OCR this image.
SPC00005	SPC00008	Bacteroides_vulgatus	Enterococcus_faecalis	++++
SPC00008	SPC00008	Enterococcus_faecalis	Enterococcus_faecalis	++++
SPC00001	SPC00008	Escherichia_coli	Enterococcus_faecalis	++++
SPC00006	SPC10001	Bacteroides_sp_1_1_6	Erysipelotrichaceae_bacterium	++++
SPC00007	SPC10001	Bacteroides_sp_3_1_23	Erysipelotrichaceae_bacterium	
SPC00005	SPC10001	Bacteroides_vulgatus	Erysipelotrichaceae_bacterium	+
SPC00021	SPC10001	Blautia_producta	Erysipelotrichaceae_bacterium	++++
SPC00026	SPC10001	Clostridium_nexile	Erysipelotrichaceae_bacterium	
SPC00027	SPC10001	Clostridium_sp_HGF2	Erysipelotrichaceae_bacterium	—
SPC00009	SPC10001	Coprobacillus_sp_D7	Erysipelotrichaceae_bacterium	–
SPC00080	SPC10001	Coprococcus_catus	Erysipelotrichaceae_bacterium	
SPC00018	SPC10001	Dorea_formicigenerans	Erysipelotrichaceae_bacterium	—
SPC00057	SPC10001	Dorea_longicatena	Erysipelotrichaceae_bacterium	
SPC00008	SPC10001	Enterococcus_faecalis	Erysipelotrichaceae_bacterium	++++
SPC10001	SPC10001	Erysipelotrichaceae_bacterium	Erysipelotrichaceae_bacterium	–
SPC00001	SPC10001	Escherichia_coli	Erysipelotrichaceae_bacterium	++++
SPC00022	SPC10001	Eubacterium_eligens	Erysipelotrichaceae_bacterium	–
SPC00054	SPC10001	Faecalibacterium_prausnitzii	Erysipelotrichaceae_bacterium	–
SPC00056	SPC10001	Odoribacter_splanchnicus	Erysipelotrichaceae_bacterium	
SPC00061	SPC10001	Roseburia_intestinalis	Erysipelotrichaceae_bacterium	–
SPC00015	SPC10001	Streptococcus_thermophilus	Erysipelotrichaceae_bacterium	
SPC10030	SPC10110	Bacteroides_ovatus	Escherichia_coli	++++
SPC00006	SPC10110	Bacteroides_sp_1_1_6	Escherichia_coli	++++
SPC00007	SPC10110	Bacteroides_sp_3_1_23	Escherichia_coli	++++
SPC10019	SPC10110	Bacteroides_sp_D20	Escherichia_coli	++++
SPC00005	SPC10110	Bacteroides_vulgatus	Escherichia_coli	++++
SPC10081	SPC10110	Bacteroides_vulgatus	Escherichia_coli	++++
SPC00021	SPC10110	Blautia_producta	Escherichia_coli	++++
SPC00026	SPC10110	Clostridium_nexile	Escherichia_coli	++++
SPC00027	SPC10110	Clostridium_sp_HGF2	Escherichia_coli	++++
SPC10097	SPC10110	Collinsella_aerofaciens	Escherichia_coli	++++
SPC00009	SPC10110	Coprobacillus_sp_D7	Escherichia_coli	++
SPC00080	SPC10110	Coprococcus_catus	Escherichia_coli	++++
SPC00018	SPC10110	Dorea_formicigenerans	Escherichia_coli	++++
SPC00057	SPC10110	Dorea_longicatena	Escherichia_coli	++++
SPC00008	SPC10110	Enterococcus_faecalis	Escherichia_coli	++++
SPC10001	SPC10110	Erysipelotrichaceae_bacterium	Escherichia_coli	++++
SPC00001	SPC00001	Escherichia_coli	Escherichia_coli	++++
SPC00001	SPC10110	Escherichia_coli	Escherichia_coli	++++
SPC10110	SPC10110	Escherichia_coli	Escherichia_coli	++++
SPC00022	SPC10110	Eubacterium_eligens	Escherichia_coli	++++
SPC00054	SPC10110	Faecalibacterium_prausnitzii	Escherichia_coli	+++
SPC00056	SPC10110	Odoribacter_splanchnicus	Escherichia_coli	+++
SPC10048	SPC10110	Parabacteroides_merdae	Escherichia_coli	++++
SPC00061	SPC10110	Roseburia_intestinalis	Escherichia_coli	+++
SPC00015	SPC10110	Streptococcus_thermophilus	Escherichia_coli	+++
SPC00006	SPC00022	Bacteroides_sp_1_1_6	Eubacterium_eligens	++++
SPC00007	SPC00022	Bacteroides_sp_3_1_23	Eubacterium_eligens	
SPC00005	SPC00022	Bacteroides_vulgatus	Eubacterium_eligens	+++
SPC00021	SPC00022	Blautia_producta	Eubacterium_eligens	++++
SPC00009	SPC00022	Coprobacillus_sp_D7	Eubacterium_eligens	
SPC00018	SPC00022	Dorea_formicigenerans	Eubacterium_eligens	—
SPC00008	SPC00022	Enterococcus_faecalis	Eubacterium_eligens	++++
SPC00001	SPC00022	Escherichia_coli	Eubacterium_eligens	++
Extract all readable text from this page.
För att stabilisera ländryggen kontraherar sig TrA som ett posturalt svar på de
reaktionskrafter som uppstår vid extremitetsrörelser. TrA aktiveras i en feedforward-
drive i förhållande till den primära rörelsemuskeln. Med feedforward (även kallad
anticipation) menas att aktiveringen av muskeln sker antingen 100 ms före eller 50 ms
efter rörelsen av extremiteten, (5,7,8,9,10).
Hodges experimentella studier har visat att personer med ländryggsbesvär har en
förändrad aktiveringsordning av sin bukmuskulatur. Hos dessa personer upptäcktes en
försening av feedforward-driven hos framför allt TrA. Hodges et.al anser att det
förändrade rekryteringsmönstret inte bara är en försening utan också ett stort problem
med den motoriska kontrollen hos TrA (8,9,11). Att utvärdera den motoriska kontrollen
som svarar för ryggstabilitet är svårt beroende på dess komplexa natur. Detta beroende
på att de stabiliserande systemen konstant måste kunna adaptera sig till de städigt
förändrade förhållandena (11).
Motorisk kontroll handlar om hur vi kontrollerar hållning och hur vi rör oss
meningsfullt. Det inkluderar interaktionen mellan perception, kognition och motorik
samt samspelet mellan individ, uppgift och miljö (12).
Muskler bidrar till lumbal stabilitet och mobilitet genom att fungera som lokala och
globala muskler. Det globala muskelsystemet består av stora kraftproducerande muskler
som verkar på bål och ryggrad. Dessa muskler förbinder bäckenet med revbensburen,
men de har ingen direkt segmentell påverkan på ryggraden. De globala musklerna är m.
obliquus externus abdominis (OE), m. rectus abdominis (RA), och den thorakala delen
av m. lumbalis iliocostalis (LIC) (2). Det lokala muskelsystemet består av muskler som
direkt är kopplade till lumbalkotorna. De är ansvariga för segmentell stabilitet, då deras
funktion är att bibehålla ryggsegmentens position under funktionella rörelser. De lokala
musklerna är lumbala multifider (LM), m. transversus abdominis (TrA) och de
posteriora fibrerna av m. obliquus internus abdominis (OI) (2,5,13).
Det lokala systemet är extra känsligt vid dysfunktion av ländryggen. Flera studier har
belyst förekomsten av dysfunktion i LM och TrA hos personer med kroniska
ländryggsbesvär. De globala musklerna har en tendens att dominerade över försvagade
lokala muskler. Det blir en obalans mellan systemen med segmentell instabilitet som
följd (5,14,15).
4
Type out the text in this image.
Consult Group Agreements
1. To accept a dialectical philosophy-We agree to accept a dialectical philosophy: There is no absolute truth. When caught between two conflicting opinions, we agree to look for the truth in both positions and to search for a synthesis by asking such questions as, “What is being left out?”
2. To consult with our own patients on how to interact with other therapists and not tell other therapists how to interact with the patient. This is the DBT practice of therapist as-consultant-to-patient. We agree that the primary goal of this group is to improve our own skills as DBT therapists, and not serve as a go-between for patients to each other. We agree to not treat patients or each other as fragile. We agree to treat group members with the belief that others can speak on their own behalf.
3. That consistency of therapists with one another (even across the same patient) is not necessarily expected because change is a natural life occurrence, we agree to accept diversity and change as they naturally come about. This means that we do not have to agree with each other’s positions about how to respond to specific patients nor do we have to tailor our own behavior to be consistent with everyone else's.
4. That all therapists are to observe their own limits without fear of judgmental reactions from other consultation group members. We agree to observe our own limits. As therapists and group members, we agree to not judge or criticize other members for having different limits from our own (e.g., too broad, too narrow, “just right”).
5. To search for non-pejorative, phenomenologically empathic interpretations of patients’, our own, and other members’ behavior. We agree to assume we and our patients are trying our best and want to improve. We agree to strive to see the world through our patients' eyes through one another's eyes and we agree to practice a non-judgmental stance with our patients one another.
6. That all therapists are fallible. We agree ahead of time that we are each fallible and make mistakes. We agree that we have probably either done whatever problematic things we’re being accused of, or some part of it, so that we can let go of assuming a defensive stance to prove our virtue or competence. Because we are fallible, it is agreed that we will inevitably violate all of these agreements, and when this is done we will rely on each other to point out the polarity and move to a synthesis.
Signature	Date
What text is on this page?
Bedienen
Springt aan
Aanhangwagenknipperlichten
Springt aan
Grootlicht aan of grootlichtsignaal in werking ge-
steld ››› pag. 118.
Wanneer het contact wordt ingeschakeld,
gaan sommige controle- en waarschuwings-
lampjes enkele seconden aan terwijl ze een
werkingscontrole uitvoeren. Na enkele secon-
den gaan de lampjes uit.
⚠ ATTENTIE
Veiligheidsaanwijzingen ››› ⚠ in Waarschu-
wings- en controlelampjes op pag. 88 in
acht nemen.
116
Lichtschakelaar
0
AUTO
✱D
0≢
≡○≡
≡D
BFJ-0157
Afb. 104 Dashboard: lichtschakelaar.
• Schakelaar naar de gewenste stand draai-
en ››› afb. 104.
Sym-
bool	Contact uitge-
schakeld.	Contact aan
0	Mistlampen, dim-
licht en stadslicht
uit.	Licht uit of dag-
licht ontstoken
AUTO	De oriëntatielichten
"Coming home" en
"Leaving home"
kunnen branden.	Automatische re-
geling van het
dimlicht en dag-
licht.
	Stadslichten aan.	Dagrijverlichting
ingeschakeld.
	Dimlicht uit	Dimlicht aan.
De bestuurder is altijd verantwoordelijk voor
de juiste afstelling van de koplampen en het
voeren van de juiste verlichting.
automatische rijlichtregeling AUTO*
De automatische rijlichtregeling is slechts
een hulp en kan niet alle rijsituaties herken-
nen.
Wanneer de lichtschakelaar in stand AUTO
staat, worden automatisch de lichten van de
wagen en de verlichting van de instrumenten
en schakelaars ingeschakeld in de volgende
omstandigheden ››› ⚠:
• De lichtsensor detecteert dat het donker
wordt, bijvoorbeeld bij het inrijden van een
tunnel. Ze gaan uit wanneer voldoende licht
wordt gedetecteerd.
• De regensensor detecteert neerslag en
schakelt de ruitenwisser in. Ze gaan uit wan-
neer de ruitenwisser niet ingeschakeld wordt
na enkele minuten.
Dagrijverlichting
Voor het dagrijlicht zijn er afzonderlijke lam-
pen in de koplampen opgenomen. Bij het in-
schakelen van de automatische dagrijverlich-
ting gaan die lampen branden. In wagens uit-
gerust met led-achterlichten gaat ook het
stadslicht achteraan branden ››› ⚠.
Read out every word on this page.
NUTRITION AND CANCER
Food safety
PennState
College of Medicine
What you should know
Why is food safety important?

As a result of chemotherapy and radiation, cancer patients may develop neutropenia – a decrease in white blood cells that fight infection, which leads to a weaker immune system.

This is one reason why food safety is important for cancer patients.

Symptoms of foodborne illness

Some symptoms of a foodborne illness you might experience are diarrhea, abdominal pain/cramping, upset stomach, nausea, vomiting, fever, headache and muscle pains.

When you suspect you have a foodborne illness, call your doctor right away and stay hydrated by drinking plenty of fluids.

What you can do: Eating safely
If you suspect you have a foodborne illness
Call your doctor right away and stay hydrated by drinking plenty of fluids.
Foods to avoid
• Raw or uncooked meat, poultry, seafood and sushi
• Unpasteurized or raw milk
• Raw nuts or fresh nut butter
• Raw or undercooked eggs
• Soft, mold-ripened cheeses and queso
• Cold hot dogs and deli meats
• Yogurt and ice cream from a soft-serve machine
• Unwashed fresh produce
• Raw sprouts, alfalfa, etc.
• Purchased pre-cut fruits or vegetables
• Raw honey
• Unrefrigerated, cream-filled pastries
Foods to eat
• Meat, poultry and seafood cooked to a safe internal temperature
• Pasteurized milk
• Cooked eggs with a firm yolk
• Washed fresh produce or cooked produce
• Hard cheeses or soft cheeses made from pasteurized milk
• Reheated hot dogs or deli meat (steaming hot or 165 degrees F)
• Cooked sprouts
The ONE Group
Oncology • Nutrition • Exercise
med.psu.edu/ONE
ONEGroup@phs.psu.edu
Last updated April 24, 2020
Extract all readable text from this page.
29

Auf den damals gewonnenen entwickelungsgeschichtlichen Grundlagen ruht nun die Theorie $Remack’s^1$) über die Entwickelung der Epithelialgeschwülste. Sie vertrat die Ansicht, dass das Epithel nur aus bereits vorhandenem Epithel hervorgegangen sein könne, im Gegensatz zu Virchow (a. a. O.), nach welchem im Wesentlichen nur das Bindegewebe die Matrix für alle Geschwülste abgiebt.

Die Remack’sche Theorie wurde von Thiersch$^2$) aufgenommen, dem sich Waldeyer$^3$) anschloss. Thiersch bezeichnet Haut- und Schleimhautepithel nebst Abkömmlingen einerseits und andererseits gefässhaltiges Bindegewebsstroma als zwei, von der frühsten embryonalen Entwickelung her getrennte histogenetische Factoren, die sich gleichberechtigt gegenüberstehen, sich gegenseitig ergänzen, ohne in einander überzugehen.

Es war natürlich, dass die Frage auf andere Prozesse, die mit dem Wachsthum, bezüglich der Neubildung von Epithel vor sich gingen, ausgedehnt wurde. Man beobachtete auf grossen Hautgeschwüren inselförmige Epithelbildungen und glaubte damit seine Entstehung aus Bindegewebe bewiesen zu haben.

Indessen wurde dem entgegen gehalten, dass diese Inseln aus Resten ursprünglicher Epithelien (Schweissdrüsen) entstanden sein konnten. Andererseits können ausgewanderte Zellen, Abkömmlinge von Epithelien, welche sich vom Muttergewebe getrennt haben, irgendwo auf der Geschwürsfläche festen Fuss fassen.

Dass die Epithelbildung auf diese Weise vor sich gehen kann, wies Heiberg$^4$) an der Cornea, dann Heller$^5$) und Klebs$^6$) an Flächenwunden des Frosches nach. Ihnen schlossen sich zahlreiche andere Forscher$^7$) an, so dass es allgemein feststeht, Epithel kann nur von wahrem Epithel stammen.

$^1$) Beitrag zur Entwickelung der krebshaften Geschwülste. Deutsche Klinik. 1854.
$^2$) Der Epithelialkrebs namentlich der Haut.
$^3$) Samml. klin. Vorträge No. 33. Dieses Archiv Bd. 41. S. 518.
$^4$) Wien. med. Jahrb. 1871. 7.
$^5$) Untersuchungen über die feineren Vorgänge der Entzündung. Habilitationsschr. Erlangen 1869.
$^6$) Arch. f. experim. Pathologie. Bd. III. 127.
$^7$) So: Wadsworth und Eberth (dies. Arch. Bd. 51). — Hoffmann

++++++

→ WHAT IS NEEDED: Lines in the listing that include the word "hydrated": how many are there? Give the number alone.

→ FINISHED TASK: 2